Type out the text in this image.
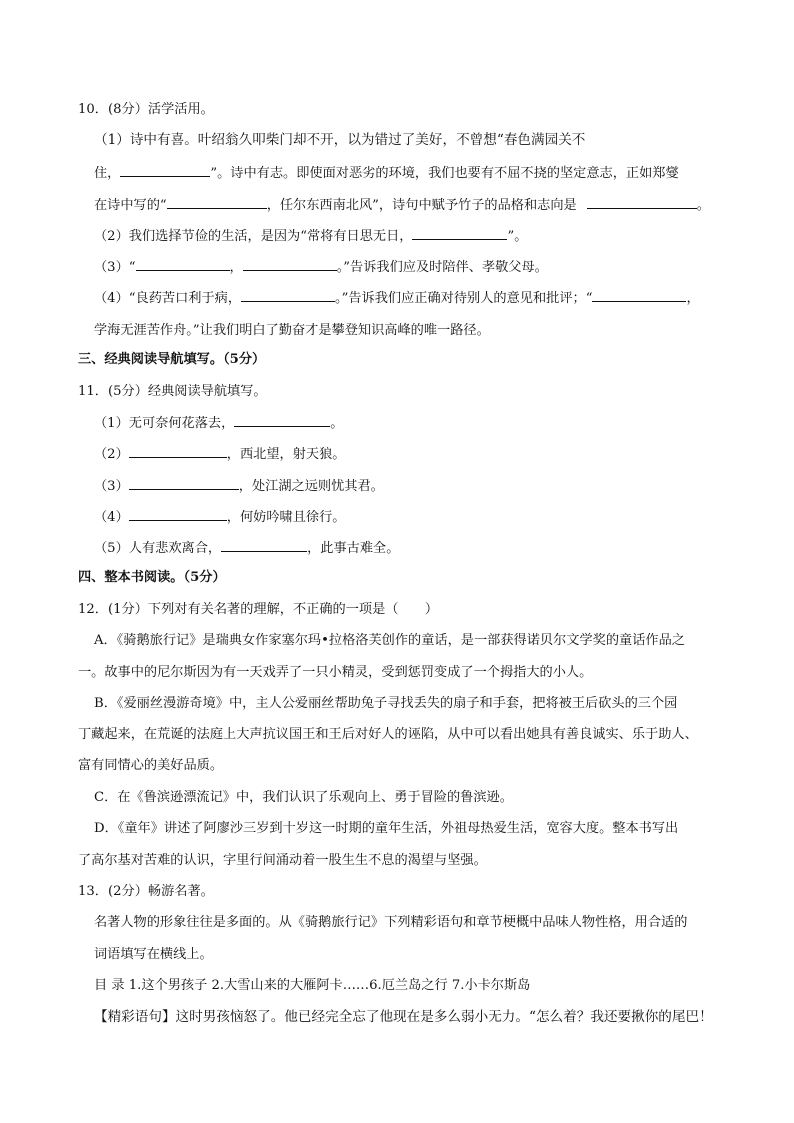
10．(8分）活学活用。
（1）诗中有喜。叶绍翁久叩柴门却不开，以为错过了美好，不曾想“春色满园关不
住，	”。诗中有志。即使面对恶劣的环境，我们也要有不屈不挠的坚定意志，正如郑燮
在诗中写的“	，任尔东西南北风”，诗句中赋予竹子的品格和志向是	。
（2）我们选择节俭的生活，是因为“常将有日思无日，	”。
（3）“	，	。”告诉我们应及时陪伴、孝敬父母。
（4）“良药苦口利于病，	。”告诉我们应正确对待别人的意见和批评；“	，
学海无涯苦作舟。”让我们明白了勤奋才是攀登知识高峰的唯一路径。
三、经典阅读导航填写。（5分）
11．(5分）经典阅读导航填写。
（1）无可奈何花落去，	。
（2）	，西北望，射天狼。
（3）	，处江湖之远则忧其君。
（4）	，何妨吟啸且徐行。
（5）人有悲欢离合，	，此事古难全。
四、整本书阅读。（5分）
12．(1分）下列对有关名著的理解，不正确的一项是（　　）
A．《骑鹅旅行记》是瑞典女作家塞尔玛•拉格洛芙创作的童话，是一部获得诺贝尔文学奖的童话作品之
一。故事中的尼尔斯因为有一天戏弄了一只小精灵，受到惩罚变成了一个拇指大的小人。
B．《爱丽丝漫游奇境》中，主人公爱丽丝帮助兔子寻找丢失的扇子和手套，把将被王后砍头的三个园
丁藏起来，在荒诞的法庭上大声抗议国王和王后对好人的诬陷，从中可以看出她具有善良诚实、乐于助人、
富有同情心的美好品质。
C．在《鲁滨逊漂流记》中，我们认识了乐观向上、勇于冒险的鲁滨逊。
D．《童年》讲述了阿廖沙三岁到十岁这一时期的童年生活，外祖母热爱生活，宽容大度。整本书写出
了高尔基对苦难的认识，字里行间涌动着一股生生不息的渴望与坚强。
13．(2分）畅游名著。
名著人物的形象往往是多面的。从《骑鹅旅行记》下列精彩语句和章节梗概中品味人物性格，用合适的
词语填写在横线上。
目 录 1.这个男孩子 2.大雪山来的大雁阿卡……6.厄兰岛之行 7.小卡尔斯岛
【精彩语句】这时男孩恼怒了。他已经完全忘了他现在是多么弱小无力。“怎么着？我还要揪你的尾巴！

== == ==

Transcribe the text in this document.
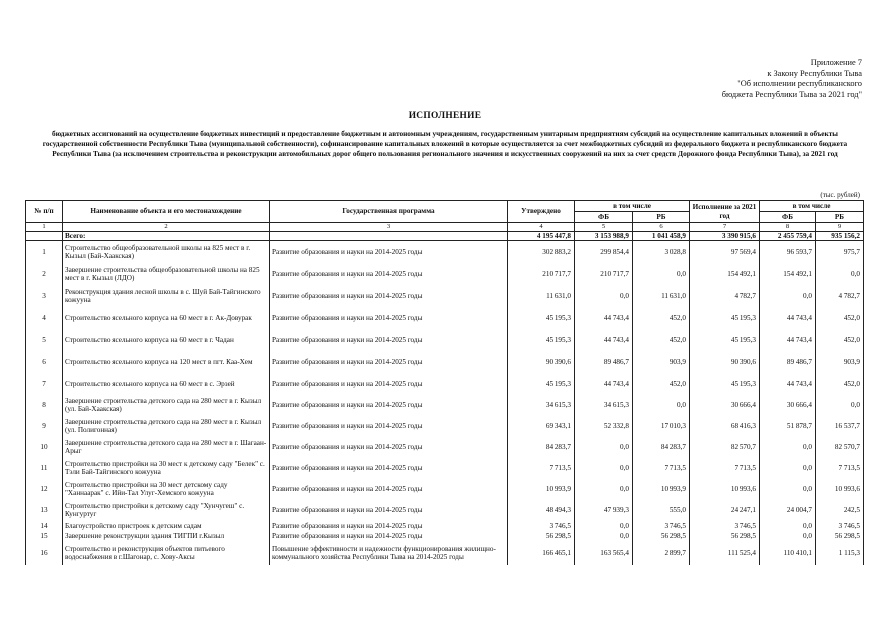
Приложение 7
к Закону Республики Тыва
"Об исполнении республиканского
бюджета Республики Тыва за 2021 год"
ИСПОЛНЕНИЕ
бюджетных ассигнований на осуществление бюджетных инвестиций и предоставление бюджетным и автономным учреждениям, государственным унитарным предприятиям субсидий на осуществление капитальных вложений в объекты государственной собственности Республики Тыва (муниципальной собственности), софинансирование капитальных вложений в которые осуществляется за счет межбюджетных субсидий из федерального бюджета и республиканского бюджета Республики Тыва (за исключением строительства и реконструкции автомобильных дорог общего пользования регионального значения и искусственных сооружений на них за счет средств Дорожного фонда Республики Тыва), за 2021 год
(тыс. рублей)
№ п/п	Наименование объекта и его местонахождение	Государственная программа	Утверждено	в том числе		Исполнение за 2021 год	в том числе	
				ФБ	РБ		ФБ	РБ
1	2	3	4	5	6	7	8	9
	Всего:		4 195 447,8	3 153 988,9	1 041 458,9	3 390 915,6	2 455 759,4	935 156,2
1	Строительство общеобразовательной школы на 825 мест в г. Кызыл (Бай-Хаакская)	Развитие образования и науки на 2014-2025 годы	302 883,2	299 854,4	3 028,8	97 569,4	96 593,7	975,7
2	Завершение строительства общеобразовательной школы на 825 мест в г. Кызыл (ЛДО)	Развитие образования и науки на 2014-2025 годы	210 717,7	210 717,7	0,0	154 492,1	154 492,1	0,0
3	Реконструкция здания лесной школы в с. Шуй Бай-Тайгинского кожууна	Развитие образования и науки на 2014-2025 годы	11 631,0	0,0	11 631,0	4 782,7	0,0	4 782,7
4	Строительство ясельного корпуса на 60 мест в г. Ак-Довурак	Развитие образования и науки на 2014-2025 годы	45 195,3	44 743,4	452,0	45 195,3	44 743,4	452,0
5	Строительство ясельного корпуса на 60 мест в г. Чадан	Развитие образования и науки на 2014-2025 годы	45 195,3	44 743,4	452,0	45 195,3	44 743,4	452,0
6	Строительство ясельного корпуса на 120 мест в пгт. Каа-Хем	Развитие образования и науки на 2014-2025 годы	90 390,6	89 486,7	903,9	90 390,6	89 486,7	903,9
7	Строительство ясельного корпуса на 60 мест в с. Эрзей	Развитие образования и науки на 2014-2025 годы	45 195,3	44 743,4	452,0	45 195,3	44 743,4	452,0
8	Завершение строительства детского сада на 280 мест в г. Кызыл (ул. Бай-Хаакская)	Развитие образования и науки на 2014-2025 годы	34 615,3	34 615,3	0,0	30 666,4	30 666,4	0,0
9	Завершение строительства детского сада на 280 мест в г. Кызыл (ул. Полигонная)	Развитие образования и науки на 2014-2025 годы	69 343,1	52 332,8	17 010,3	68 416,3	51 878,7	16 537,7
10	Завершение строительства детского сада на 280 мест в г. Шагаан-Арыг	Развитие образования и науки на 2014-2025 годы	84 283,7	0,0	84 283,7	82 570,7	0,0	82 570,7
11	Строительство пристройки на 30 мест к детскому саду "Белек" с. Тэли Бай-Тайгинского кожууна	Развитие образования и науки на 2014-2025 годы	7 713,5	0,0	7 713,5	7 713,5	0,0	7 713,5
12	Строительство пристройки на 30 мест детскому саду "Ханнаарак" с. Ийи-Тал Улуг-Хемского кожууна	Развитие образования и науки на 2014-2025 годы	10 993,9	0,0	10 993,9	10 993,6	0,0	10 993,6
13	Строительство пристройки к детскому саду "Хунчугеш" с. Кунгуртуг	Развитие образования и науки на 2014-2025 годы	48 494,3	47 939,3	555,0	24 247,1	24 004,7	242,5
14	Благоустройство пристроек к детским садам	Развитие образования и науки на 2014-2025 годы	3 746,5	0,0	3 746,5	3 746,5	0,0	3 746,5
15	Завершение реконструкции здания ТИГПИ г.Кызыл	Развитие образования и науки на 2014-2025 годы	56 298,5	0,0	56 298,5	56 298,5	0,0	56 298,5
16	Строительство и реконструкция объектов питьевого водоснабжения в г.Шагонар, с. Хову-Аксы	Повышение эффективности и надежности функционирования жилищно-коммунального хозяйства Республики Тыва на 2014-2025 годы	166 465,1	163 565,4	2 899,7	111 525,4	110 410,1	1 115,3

== == ==

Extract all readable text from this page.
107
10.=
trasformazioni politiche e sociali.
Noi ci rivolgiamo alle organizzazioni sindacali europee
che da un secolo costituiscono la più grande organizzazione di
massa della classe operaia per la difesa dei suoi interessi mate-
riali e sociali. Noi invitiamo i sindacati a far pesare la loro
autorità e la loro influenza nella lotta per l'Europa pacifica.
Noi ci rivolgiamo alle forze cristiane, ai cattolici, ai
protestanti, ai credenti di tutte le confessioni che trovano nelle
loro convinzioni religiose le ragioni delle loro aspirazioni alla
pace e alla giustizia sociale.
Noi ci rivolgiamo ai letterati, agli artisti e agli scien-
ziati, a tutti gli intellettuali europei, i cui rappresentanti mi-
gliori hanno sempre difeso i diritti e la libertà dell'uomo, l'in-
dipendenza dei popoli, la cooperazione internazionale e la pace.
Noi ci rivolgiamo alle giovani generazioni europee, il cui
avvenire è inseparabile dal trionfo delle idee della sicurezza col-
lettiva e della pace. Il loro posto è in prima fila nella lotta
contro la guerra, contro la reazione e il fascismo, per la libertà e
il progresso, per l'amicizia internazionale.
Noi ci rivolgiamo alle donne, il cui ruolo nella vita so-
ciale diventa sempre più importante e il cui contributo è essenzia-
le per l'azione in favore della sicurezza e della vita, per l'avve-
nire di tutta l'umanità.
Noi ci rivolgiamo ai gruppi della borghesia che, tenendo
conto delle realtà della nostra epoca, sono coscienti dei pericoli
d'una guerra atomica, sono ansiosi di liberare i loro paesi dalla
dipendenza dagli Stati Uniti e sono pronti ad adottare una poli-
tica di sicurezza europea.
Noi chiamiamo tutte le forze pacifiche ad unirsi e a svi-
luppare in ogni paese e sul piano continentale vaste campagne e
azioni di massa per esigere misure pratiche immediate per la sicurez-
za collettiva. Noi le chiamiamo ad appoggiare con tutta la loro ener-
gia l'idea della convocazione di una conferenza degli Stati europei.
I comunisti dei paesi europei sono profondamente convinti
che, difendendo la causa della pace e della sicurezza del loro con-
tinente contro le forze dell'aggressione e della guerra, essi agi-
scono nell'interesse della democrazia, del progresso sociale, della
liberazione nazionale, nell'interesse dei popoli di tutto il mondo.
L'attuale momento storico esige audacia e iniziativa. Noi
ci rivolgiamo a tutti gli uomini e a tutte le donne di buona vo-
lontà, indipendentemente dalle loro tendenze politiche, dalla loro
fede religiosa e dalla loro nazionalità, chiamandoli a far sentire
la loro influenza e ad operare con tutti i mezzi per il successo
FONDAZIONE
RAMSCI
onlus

== == ==

AIM OF THE TASK: Look through the entries and find each line that has the string "interesse". Copy those lines.

FINAL RESULT:
scono nell'interesse della democrazia, del progresso sociale, della
liberazione nazionale, nell'interesse dei popoli di tutto il mondo.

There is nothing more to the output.